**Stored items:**
▬▬▬▬▬▬

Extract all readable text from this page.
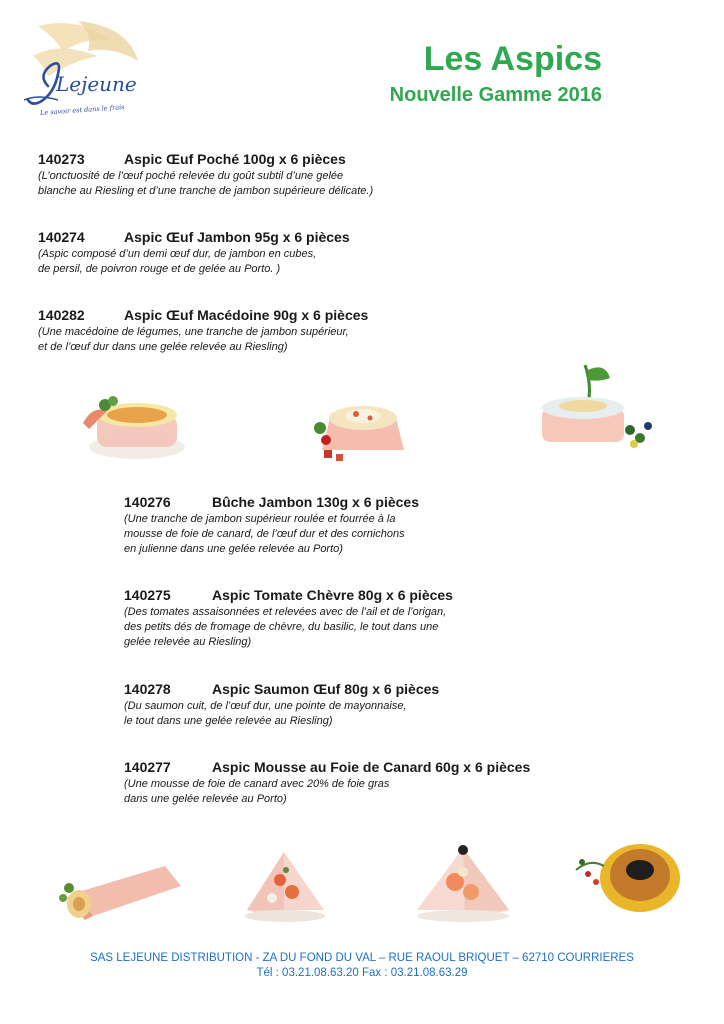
Lejeune
Le savoir est dans le frais
Les Aspics
Nouvelle Gamme 2016
140273	Aspic Œuf Poché 100g x 6 pièces
(L’onctuosité de l’œuf poché relevée du goût subtil d’une gelée
blanche au Riesling et d’une tranche de jambon supérieure délicate.)
140274	Aspic Œuf Jambon 95g x 6 pièces
(Aspic composé d’un demi œuf dur, de jambon en cubes,
de persil, de poivron rouge et de gelée au Porto. )
140282	Aspic Œuf Macédoine 90g x 6 pièces
(Une macédoine de légumes, une tranche de jambon supérieur,
et de l’œuf dur dans une gelée relevée au Riesling)
140276	Bûche Jambon 130g x 6 pièces
(Une tranche de jambon supérieur roulée et fourrée à la
mousse de foie de canard, de l’œuf dur et des cornichons
en julienne dans une gelée relevée au Porto)
140275	Aspic Tomate Chèvre 80g x 6 pièces
(Des tomates assaisonnées et relevées avec de l’ail et de l’origan,
des petits dés de fromage de chèvre, du basilic, le tout dans une
gelée relevée au Riesling)
140278	Aspic Saumon Œuf 80g x 6 pièces
(Du saumon cuit, de l’œuf dur, une pointe de mayonnaise,
le tout dans une gelée relevée au Riesling)
140277	Aspic Mousse au Foie de Canard 60g x 6 pièces
(Une mousse de foie de canard avec 20% de foie gras
dans une gelée relevée au Porto)
SAS LEJEUNE DISTRIBUTION - ZA DU FOND DU VAL – RUE RAOUL BRIQUET – 62710 COURRIERES
Tél : 03.21.08.63.20 Fax : 03.21.08.63.29
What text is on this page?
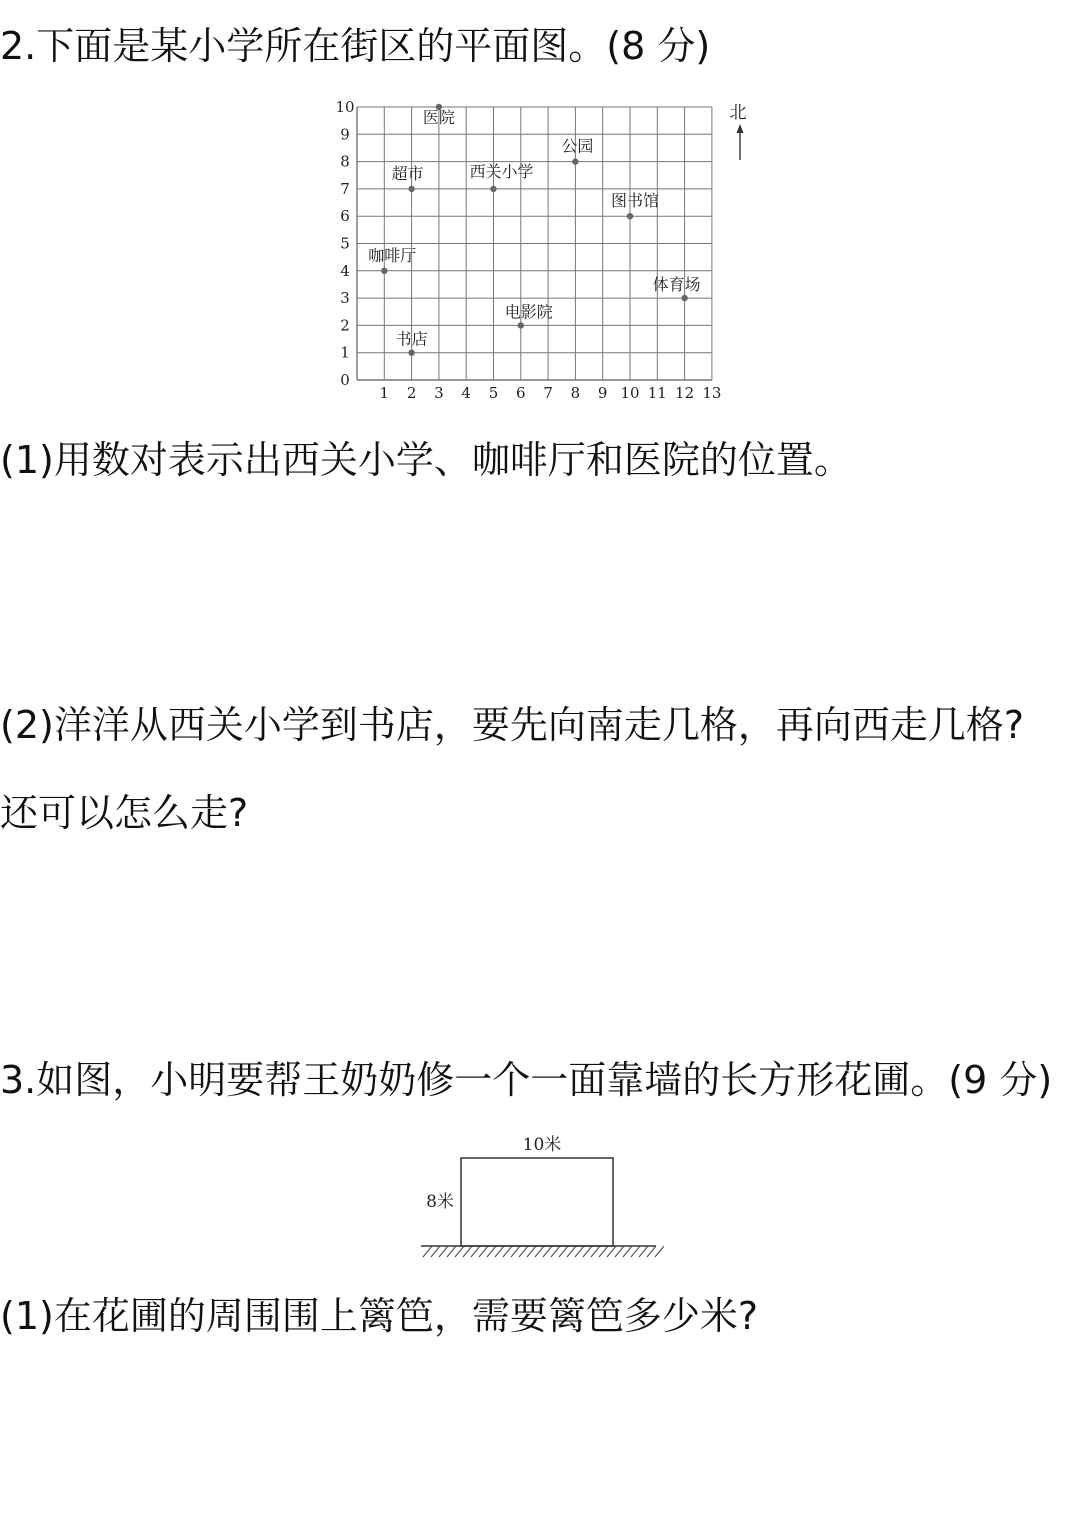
2.下面是某小学所在街区的平面图。(8 分)
0
1
2
3
4
5
6
7
8
9
10
1 2 3 4 5 6 7 8 9 10 11 12 13
医院
超市	西关小学
公园
图书馆
咖啡厅
体育场
电影院
书店
北
(1)用数对表示出西关小学、咖啡厅和医院的位置。
(2)洋洋从西关小学到书店，要先向南走几格，再向西走几格?
还可以怎么走?
3.如图，小明要帮王奶奶修一个一面靠墙的长方形花圃。(9 分)
10米
8米
(1)在花圃的周围围上篱笆，需要篱笆多少米?
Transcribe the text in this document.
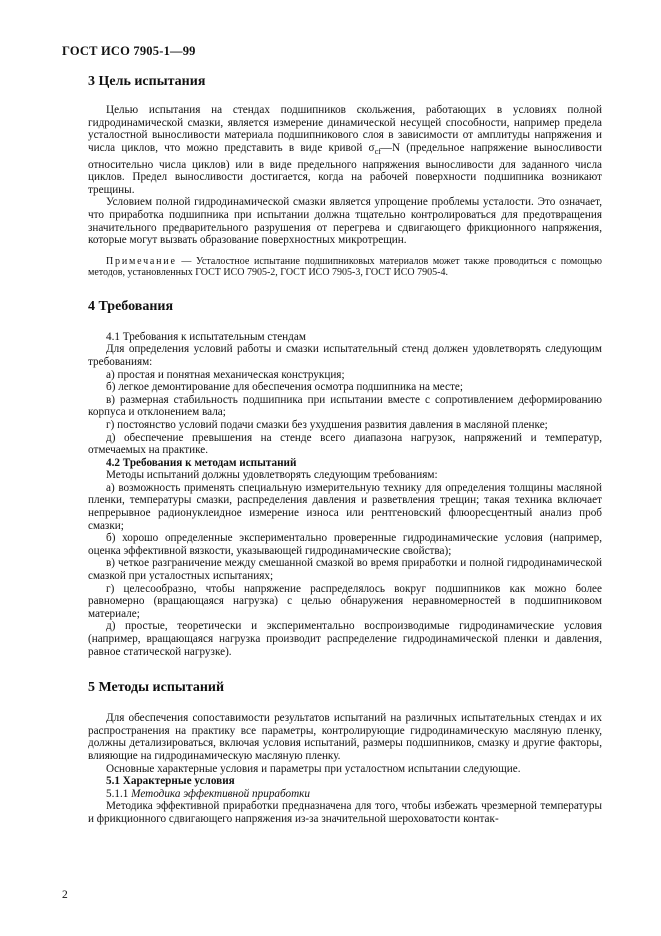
ГОСТ ИСО 7905-1—99
3 Цель испытания

Целью испытания на стендах подшипников скольжения, работающих в условиях полной гидродинамической смазки, является измерение динамической несущей способности, например предела усталостной выносливости материала подшипникового слоя в зависимости от амплитуды напряжения и числа циклов, что можно представить в виде кривой $\sigma_{cf}—N$ (предельное напряжение выносливости относительно числа циклов) или в виде предельного напряжения выносливости для заданного числа циклов. Предел выносливости достигается, когда на рабочей поверхности подшипника возникают трещины.

Условием полной гидродинамической смазки является упрощение проблемы усталости. Это означает, что приработка подшипника при испытании должна тщательно контролироваться для предотвращения значительного предварительного разрушения от перегрева и сдвигающего фрикционного напряжения, которые могут вызвать образование поверхностных микротрещин.

Примечание — Усталостное испытание подшипниковых материалов может также проводиться с помощью методов, установленных ГОСТ ИСО 7905-2, ГОСТ ИСО 7905-3, ГОСТ ИСО 7905-4.

4 Требования

4.1 Требования к испытательным стендам

Для определения условий работы и смазки испытательный стенд должен удовлетворять следующим требованиям:

а) простая и понятная механическая конструкция;

б) легкое демонтирование для обеспечения осмотра подшипника на месте;

в) размерная стабильность подшипника при испытании вместе с сопротивлением деформированию корпуса и отклонением вала;

г) постоянство условий подачи смазки без ухудшения развития давления в масляной пленке;

д) обеспечение превышения на стенде всего диапазона нагрузок, напряжений и температур, отмечаемых на практике.

4.2 Требования к методам испытаний

Методы испытаний должны удовлетворять следующим требованиям:

а) возможность применять специальную измерительную технику для определения толщины масляной пленки, температуры смазки, распределения давления и разветвления трещин; такая техника включает непрерывное радионуклеидное измерение износа или рентгеновский флюоресцентный анализ проб смазки;

б) хорошо определенные экспериментально проверенные гидродинамические условия (например, оценка эффективной вязкости, указывающей гидродинамические свойства);

в) четкое разграничение между смешанной смазкой во время приработки и полной гидродинамической смазкой при усталостных испытаниях;

г) целесообразно, чтобы напряжение распределялось вокруг подшипников как можно более равномерно (вращающаяся нагрузка) с целью обнаружения неравномерностей в подшипниковом материале;

д) простые, теоретически и экспериментально воспроизводимые гидродинамические условия (например, вращающаяся нагрузка производит распределение гидродинамической пленки и давления, равное статической нагрузке).

5 Методы испытаний

Для обеспечения сопоставимости результатов испытаний на различных испытательных стендах и их распространения на практику все параметры, контролирующие гидродинамическую масляную пленку, должны детализироваться, включая условия испытаний, размеры подшипников, смазку и другие факторы, влияющие на гидродинамическую масляную пленку.

Основные характерные условия и параметры при усталостном испытании следующие.

5.1 Характерные условия

5.1.1 Методика эффективной приработки

Методика эффективной приработки предназначена для того, чтобы избежать чрезмерной температуры и фрикционного сдвигающего напряжения из-за значительной шероховатости контак-

2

▬▬▬▬▬▬

**EXERCISE PROMPT:**
Go through the entries and return each line where the word "температуры" appears.

**RESPONSE TO THIS TASK:**
а) возможность применять специальную измерительную технику для определения толщины масляной пленки, температуры смазки, распределения давления и разветвления трещин; такая техника включает непрерывное радионуклеидное измерение износа или рентгеновский флюоресцентный анализ проб смазки;
Методика эффективной приработки предназначена для того, чтобы избежать чрезмерной температуры и фрикционного сдвигающего напряжения из-за значительной шероховатости контак-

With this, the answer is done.